** Start of LISTING **

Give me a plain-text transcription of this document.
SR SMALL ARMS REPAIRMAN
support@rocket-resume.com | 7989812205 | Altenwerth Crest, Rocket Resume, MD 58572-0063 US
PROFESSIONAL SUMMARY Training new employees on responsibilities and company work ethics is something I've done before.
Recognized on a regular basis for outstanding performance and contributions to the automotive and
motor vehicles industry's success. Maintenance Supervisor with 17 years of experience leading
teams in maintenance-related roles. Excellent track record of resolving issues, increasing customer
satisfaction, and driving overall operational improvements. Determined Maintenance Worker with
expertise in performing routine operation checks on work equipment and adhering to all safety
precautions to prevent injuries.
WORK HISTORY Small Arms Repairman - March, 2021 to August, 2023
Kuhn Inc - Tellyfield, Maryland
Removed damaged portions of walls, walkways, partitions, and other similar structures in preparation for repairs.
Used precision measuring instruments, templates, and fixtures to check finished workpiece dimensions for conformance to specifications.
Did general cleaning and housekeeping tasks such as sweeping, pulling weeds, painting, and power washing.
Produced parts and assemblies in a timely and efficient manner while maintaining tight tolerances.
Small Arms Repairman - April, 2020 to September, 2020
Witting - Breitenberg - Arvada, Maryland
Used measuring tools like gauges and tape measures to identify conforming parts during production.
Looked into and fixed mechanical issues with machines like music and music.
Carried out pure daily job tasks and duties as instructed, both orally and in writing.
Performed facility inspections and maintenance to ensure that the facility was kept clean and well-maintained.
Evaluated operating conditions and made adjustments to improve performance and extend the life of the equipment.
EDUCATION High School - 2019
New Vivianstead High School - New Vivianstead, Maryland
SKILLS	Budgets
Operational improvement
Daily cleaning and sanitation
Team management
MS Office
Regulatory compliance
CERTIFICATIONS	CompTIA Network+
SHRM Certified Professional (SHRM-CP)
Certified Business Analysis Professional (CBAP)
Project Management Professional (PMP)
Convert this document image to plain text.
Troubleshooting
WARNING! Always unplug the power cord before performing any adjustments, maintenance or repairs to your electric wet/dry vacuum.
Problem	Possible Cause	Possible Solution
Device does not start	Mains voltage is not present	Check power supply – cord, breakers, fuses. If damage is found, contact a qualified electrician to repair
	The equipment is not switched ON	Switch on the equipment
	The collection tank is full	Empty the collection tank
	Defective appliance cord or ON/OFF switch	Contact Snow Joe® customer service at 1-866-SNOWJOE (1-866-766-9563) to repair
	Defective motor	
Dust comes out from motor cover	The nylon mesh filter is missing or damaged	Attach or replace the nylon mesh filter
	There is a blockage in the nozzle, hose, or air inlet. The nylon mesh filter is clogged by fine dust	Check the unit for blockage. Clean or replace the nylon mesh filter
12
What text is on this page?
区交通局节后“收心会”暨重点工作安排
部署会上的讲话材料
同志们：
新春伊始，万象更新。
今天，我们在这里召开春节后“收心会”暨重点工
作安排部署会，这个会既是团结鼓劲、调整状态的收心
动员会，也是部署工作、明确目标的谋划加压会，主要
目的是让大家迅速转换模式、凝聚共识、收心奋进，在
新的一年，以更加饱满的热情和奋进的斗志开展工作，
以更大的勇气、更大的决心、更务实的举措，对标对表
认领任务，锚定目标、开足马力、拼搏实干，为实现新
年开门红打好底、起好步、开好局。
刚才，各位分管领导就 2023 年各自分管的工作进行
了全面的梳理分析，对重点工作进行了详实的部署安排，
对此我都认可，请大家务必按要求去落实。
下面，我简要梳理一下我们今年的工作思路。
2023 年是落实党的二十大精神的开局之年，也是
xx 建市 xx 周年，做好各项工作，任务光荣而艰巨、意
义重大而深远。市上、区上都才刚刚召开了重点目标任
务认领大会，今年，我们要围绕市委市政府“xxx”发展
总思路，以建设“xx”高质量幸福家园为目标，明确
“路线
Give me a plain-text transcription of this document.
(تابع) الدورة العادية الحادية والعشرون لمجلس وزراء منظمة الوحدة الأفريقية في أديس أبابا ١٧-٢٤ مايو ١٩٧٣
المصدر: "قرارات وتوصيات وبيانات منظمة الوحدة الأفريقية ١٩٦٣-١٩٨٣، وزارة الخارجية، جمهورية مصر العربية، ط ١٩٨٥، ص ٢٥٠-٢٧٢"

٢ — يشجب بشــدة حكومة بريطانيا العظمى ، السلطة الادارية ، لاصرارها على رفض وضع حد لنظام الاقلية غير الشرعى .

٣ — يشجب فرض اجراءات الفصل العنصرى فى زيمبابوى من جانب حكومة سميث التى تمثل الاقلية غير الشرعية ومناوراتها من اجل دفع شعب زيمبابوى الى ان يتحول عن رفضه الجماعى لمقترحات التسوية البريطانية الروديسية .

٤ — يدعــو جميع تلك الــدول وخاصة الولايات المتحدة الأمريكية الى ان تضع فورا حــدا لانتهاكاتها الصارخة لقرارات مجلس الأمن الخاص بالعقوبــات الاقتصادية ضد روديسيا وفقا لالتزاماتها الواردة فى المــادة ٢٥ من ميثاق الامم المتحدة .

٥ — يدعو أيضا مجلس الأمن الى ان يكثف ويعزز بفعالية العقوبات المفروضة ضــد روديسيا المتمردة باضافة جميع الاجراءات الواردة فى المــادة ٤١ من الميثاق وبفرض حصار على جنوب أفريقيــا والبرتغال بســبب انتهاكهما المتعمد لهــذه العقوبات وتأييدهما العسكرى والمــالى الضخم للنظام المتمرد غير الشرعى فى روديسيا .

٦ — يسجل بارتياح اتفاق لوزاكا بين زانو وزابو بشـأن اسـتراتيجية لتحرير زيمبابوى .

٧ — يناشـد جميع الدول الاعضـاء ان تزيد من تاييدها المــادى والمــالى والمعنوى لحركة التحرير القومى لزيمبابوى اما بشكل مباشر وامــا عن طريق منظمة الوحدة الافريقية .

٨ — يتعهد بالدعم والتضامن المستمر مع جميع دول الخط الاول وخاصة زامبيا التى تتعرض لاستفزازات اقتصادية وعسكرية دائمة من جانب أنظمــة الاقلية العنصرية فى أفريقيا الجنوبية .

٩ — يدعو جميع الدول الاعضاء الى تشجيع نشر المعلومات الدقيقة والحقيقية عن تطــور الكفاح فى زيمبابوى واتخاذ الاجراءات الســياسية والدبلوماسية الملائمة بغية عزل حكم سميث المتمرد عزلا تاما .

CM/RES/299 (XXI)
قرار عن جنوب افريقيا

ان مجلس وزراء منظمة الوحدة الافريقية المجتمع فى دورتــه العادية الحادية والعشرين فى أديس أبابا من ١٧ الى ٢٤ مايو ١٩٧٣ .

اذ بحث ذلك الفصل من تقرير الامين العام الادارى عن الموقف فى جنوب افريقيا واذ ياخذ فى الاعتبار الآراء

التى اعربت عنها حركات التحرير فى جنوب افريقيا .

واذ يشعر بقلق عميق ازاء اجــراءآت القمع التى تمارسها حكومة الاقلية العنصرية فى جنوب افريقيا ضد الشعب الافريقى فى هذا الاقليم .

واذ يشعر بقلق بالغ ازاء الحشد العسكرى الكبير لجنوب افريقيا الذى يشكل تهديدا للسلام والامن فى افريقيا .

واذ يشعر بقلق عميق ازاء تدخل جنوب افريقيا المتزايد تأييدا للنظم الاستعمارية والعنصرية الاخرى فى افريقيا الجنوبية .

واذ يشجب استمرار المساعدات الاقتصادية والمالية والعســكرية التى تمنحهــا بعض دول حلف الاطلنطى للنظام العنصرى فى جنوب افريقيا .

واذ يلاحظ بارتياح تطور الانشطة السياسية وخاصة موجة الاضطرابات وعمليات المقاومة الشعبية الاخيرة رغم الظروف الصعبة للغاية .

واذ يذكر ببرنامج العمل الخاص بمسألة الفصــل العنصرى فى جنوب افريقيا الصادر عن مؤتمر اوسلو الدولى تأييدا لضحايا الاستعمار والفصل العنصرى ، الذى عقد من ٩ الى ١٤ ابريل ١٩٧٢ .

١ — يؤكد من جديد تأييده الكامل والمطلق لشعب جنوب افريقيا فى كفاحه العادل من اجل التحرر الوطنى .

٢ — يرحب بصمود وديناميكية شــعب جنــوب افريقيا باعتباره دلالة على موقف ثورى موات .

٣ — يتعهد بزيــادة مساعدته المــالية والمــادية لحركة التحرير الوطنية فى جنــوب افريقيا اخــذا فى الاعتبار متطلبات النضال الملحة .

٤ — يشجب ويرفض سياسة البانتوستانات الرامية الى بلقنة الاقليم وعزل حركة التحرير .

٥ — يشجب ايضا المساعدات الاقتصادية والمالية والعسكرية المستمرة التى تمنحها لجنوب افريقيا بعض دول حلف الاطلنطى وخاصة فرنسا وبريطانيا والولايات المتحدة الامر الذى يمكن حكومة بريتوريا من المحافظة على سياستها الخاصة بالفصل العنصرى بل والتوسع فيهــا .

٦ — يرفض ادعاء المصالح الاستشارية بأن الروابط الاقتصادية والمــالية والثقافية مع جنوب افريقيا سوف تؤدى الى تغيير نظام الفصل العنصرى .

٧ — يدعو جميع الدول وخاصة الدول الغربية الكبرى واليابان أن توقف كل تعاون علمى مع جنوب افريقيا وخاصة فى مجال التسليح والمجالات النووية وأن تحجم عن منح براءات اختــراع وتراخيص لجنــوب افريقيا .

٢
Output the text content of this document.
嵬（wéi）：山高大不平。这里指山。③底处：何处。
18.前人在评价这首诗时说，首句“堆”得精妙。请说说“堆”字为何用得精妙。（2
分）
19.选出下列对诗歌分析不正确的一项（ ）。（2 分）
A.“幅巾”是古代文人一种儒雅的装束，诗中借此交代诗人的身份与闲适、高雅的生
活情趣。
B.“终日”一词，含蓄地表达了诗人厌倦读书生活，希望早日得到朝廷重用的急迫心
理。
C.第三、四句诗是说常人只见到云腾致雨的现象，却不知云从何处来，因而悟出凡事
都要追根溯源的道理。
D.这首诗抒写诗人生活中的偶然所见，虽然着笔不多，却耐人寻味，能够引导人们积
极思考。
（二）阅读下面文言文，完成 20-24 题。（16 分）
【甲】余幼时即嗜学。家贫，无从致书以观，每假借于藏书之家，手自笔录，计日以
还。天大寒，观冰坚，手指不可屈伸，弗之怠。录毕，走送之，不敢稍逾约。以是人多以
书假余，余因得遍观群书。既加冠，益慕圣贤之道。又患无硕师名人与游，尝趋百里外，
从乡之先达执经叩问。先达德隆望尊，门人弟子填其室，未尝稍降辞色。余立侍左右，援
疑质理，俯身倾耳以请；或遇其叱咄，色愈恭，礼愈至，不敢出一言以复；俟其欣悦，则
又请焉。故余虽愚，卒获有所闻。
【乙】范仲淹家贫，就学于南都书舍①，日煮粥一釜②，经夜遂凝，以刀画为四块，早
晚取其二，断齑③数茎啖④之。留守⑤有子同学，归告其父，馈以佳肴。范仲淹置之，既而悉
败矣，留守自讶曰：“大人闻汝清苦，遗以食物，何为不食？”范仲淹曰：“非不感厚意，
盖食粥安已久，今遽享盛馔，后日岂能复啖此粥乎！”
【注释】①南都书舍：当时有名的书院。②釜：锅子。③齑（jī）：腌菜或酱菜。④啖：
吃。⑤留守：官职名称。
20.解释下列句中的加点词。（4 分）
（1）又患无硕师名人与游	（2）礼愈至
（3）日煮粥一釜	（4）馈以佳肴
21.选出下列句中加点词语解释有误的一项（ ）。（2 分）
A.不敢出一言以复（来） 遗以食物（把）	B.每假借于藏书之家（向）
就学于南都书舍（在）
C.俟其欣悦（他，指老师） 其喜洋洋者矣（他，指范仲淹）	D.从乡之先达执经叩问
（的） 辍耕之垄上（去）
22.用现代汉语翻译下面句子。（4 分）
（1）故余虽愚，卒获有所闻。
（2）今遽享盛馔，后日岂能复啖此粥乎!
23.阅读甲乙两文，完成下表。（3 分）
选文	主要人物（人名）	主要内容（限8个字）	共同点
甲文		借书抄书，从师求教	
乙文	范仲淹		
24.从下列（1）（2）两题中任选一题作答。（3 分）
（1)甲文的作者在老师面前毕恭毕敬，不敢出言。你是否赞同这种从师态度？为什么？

** End of LISTING **

_WRITTEN INSTRUCTION_
Using the entries above, return each line in which the word "issues" occurs.

_SOLVED PROBLEM_
teams in maintenance-related roles. Excellent track record of resolving issues, increasing customer
Looked into and fixed mechanical issues with machines like music and music.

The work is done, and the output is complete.